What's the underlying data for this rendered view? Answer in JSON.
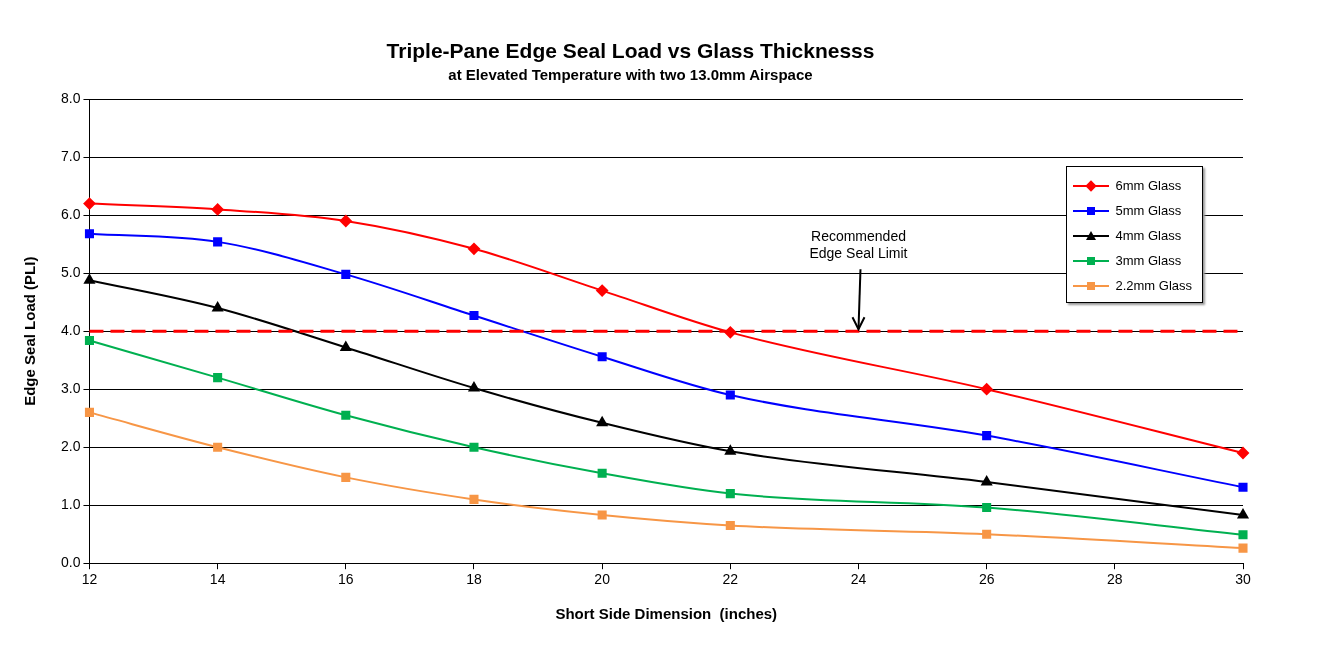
{
  "chart_data": {
    "type": "line",
    "title": "Triple-Pane Edge Seal Load vs Glass Thicknesss",
    "subtitle": "at Elevated Temperature with two 13.0mm Airspace",
    "xlabel": "Short Side Dimension  (inches)",
    "ylabel": "Edge Seal Load (PLI)",
    "x": [
      12,
      14,
      16,
      18,
      20,
      22,
      26,
      30
    ],
    "series": [
      {
        "name": "6mm Glass",
        "color": "#ff0000",
        "marker": "diamond",
        "values": [
          6.2,
          6.1,
          5.9,
          5.42,
          4.7,
          3.98,
          3.0,
          1.9
        ]
      },
      {
        "name": "5mm Glass",
        "color": "#0000ff",
        "marker": "square",
        "values": [
          5.68,
          5.54,
          4.98,
          4.27,
          3.56,
          2.9,
          2.2,
          1.31
        ]
      },
      {
        "name": "4mm Glass",
        "color": "#000000",
        "marker": "triangle",
        "values": [
          4.88,
          4.4,
          3.72,
          3.02,
          2.42,
          1.93,
          1.4,
          0.83
        ]
      },
      {
        "name": "3mm Glass",
        "color": "#00b050",
        "marker": "square",
        "values": [
          3.84,
          3.2,
          2.55,
          2.0,
          1.55,
          1.2,
          0.96,
          0.49
        ]
      },
      {
        "name": "2.2mm Glass",
        "color": "#f79646",
        "marker": "square",
        "values": [
          2.6,
          2.0,
          1.48,
          1.1,
          0.83,
          0.65,
          0.5,
          0.26
        ]
      }
    ],
    "xlim": [
      12,
      30
    ],
    "xticks": [
      12,
      14,
      16,
      18,
      20,
      22,
      24,
      26,
      28,
      30
    ],
    "ylim": [
      0,
      8
    ],
    "yticks": [
      {
        "value": 0,
        "label": "0.0"
      },
      {
        "value": 1,
        "label": "1.0"
      },
      {
        "value": 2,
        "label": "2.0"
      },
      {
        "value": 3,
        "label": "3.0"
      },
      {
        "value": 4,
        "label": "4.0"
      },
      {
        "value": 5,
        "label": "5.0"
      },
      {
        "value": 6,
        "label": "6.0"
      },
      {
        "value": 7,
        "label": "7.0"
      },
      {
        "value": 8,
        "label": "8.0"
      }
    ],
    "ref_lines": [
      {
        "axis": "y",
        "value": 4,
        "color": "#ff0000",
        "line_style": "dashed"
      }
    ],
    "annotations": [
      {
        "text": "Recommended Edge Seal Limit",
        "x": 24,
        "y": 4
      }
    ],
    "grid": "y",
    "legend": "top right"
  }
}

> [Request] Copy all the data exactly as written, but skip any picture.

> [Final result]
What's the underlying data for this rendered view? Answer in JSON.
{
  "chart_data": {
    "type": "line",
    "title": "Triple-Pane Edge Seal Load vs Glass Thicknesss",
    "subtitle": "at Elevated Temperature with two 13.0mm Airspace",
    "xlabel": "Short Side Dimension  (inches)",
    "ylabel": "Edge Seal Load (PLI)",
    "x": [
      12,
      14,
      16,
      18,
      20,
      22,
      26,
      30
    ],
    "series": [
      {
        "name": "6mm Glass",
        "color": "#ff0000",
        "marker": "diamond",
        "values": [
          6.2,
          6.1,
          5.9,
          5.42,
          4.7,
          3.98,
          3.0,
          1.9
        ]
      },
      {
        "name": "5mm Glass",
        "color": "#0000ff",
        "marker": "square",
        "values": [
          5.68,
          5.54,
          4.98,
          4.27,
          3.56,
          2.9,
          2.2,
          1.31
        ]
      },
      {
        "name": "4mm Glass",
        "color": "#000000",
        "marker": "triangle",
        "values": [
          4.88,
          4.4,
          3.72,
          3.02,
          2.42,
          1.93,
          1.4,
          0.83
        ]
      },
      {
        "name": "3mm Glass",
        "color": "#00b050",
        "marker": "square",
        "values": [
          3.84,
          3.2,
          2.55,
          2.0,
          1.55,
          1.2,
          0.96,
          0.49
        ]
      },
      {
        "name": "2.2mm Glass",
        "color": "#f79646",
        "marker": "square",
        "values": [
          2.6,
          2.0,
          1.48,
          1.1,
          0.83,
          0.65,
          0.5,
          0.26
        ]
      }
    ],
    "xlim": [
      12,
      30
    ],
    "xticks": [
      12,
      14,
      16,
      18,
      20,
      22,
      24,
      26,
      28,
      30
    ],
    "ylim": [
      0,
      8
    ],
    "yticks": [
      {
        "value": 0,
        "label": "0.0"
      },
      {
        "value": 1,
        "label": "1.0"
      },
      {
        "value": 2,
        "label": "2.0"
      },
      {
        "value": 3,
        "label": "3.0"
      },
      {
        "value": 4,
        "label": "4.0"
      },
      {
        "value": 5,
        "label": "5.0"
      },
      {
        "value": 6,
        "label": "6.0"
      },
      {
        "value": 7,
        "label": "7.0"
      },
      {
        "value": 8,
        "label": "8.0"
      }
    ],
    "ref_lines": [
      {
        "axis": "y",
        "value": 4,
        "color": "#ff0000",
        "line_style": "dashed"
      }
    ],
    "annotations": [
      {
        "text": "Recommended Edge Seal Limit",
        "x": 24,
        "y": 4
      }
    ],
    "grid": "y",
    "legend": "top right"
  }
}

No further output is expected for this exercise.